▶ **Problem set**:
- a) In the text about Moomin adaptations, on which UK channel was the English version of the stop-motion series broadcast, and during which years?
- b) Read the text about Moomin adaptations. For each statement, say yes or no and quote the words from the text that decide it: (i) the stop-motion series was remastered in high definition in 2010; (ii) the 1990 series was widely shown in the US; (iii) the stop-motion series was edited into three movies.
- c) Pick up the text about Moomin adaptations from its last line and continue it.

▶ **Study text**:
-=-=-=-=-

Between 1977 and 1982 the series was adapted as a stop-motion series, as a co-production between Polish, Austrian and German studios. This series was much more faithful to the original source material, and Jansson herself oversaw the scripts to make sure that was the case. This series has had a long life, being adapted into English for broadcast in the UK on ITV between 1983 and 1988. In 2010, the series was remastered in high definition and this version was later given a brand new US-produced dub in 2017.  The series was also edited into three movies, released in 2008, 2010 and 2017.

In 1990, yet another adaptation began, this time a Japanese/Finnish/Dutch co-production. This series stuck much closer to the books than the previous anime adaptation, but still made the occasional change or addition of its own. An English version of the series was produced and it aired on the UK on Children's BBC and later Boomerang. It was broadcast in over 60 countries but was not widely shown in the US.

Art from Yasuhiro Nakura,  original character designer on Moomin (1990)

-=-=-=-=-

▶ **Data section**:
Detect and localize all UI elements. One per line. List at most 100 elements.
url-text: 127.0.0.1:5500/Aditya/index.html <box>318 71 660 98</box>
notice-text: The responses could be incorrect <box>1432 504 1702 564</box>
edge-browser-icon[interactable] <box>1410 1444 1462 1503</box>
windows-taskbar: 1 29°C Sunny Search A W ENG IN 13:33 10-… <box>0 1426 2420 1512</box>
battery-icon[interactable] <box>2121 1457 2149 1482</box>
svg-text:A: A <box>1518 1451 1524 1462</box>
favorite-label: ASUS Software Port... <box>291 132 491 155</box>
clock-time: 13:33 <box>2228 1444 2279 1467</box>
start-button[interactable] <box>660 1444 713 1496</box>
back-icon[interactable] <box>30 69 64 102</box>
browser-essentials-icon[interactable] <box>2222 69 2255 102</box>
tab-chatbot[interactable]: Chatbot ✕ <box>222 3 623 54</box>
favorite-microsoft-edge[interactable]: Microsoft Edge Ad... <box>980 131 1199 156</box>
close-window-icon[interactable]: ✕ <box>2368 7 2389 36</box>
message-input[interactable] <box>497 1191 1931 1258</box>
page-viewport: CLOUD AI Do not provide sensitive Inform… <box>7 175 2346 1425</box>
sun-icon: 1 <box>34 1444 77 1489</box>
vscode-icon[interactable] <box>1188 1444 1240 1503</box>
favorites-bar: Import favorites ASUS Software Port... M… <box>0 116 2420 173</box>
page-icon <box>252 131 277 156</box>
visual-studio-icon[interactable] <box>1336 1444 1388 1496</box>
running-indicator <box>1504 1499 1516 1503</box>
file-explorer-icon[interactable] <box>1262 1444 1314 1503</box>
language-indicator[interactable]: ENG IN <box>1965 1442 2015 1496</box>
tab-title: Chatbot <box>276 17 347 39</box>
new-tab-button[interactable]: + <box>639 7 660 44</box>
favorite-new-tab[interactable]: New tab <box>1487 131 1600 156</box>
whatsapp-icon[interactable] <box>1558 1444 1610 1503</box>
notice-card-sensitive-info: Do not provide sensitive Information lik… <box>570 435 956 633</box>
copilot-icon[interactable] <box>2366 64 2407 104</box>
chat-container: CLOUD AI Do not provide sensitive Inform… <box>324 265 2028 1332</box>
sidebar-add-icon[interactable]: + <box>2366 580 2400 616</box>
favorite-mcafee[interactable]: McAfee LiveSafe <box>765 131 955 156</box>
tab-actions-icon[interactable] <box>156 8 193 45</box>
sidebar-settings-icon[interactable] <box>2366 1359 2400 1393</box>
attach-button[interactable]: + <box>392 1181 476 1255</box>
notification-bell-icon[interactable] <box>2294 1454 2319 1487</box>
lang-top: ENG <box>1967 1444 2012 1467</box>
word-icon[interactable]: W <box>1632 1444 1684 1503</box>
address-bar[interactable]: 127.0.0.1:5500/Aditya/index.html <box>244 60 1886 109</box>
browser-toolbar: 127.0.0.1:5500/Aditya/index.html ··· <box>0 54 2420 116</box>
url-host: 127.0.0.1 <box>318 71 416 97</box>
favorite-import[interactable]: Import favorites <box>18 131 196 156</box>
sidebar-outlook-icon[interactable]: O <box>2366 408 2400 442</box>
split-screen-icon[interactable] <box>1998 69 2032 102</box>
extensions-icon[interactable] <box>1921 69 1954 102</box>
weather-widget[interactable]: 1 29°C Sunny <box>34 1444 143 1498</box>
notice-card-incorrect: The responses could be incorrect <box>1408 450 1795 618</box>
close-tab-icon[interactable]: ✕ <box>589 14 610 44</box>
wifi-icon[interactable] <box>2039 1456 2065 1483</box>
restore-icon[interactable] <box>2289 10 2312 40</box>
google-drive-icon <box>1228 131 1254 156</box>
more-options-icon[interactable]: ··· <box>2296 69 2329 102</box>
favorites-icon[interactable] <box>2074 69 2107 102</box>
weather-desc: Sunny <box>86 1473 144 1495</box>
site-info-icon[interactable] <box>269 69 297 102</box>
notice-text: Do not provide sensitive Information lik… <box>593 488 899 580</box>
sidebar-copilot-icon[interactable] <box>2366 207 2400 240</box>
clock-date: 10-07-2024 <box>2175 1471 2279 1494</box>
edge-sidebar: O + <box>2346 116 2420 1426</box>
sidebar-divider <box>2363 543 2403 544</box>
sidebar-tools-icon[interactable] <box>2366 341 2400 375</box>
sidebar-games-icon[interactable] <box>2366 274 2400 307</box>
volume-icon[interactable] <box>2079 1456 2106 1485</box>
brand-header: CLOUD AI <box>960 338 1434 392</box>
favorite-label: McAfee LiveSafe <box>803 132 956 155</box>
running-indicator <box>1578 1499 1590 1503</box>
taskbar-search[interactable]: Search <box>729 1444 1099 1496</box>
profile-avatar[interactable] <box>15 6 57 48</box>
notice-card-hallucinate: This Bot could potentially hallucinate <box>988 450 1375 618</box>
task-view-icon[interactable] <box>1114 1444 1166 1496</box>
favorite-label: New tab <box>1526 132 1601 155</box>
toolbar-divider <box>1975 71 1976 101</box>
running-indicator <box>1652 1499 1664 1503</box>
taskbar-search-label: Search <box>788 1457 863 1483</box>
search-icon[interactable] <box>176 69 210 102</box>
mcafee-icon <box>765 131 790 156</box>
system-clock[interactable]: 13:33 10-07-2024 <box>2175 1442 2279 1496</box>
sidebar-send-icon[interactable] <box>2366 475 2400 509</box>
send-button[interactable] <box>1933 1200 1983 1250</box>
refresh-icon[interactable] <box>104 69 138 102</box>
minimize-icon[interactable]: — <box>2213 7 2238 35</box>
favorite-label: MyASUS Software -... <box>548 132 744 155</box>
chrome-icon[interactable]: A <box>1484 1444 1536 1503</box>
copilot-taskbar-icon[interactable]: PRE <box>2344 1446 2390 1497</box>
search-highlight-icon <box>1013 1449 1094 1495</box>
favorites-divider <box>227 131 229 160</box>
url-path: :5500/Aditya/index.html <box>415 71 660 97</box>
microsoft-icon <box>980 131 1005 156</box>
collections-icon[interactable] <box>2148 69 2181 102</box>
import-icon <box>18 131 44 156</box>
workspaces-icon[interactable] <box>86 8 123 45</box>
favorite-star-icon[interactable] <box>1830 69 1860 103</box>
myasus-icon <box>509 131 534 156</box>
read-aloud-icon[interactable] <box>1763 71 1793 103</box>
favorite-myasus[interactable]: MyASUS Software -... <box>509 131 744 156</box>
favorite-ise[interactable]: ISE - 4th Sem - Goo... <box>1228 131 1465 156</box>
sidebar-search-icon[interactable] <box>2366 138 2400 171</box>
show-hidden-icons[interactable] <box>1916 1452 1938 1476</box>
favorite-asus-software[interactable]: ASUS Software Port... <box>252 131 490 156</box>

-=-=-=-=-

▶ **Exercise results**:
- a) It was broadcast on ITV between 1983 and 1988.

- b)
(i) Yes: "In 2010, the series was remastered in high definition"
(ii) No: "was not widely shown in the US"
(iii) Yes: "The series was also edited into three movies, released in 2008, 2010 and 2017."

- c)
Jansson herself passed away in 2001, but her creations will live on. In 2014, the 100th anniversary of her birth, a hand-drawn French animated movie Moomins On The Riveria was made, adapting a storyline from the comic strip.

But what is the secret behind the enduring appeal of the characters? They're cute, sure, but there's much more to them than that. Jansson drew on her own experiences to inform the characters and stories. This came to the fore not only in the character's warmth, openness and bohemian lifestyle that were based on her own family and upbringing. But also her own experiences with depression, living through the Second World War and living as an openly gay woman in the mid 20th century. These perhaps inform the stories streak of melancholy and the spooky feel of certain stories. The best adaptations of the stories are able to bring all of that to life on the screen.

As the latest adaptation, Moominvalley brings the characters to life in CGI for the first time. Despite its modern trappings though, it remains highly faithful. Not only in the visuals- which combine CG characters with beautifully painted backgrounds- but also in the stories and the general atmosphere. The series is equally adept at comedy as with more completive moments or spooky set-pieces.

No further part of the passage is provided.